Source document
□ □ □ □ □ □ □

13 Apr 2014 #python

Mapping the world's nuclear power plants

This post demonstrates the use of Python to map the world's nuclear power plants. First, we procure data on plants currently operational or under construction. Then, we make some back of the envelope calculations on how many plants would power the world's current electricity demand.

For this latter part, we use GeoPandas, a very interesting development for Python-based geospatial analysis, building on modules such as Fiona and Shapely to add geospatial functionality on top of one of the workhorses of scientific Python, pandas. From the GeoPandas website:

"The goal of GeoPandas is to make working with geospatial data in python easier. It combines the capabilities of pandas and shapely, providing geospatial operations in pandas and a high-level interface to multiple geometries to shapely. GeoPandas enables you to easily do operations in python that would otherwise require a spatial database such as PostGIS."

See here and here for some more detail on some of the geospatial libraries used and how to install them.

Let's get going! The remainder of this post is based on an IPython notebook available as a GitHub Gist.

First, we set up pylab for inline plotting, and then import quite a few modules:

pandas and geopandas to provide our basic tabular data structure
matplotlib and Basemap for plotting
sparql to execute SPARQL queries
shapely for its geospatial geometry objects
requests to make HTTP requests

In [1]:

%pylab inline

Populating the interactive namespace from numpy and matplotlib

In [2]:

import random
import json

import matplotlib.pyplot as plt
from mpl_toolkits.basemap import Basemap
import pandas as pd
import geopandas as gp
import sparql
from shapely import geometry
import requests

Get power plant data¶

Enipedia is a wiki with freely available data on energy, run by TU Delft. The database contains information on power plants around the world aggregated from various sources, and is accessible via SPARQL, a web-based database query language, so it is ideal for our purposes.

Using Enipedia’s SPARQL endpoint, the SPARQL query below selects plants from the general Enipedia database and matches them up with plants from IAEA (Imnternational Atomic Energy Agency) data contained in Enipedia to get their operational status.

In [3]:

s = sparql.Service('http://enipedia.tudelft.nl/wiki/Special:SparqlExtension')

In [4]:

statement = """
PREFIX prop: <http://enipedia.tudelft.nl/wiki/Property:>
PREFIX a: <http://enipedia.tudelft.nl/wiki/>
PREFIX rdf: <http://www.w3.org/1999/02/22-rdf-syntax-ns#>
PREFIX iaea: <http://enipedia.tudelft.nl/data/IAEA/>
PREFIX rdfs: <http://www.w3.org/2000/01/rdf-schema#>

SELECT ?Name ?Plant ?Lat ?Lon ?Status WHERE {
    GRAPH <http://enipedia.tudelft.nl/wiki/> {
        ?Plant prop:IAEA_Name ?IAEAName .
        ?Plant prop:Latitude ?Lat .
        ?Plant prop:Longitude ?Lon .
    }
    GRAPH <http://enipedia.tudelft.nl/data/IAEA> {
        ?x rdfs:label ?Name .
        FILTER(?Name = ?IAEAName) .
        ?x iaea:status ?Status .
    }
}
"""

For easy processing, the query result is directly turned into a pandas DataFrame.

□ □ □ □ □ □ □

Information shown
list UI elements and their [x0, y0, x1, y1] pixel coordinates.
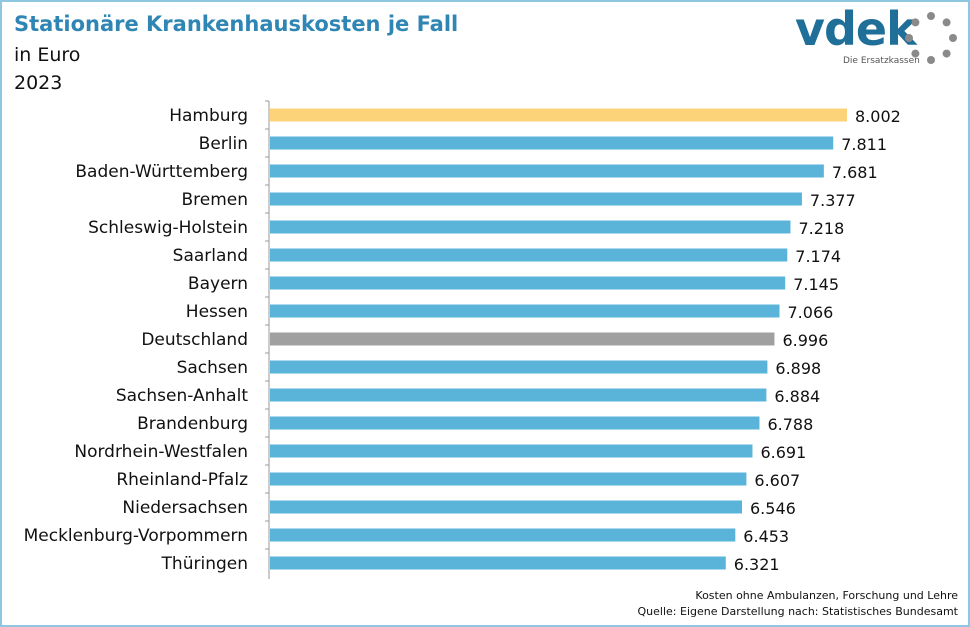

□ □ □ □ □ □ □

Stated task
According to the post on mapping nuclear power plants, which institution runs Enipedia?

Task response
TU Delft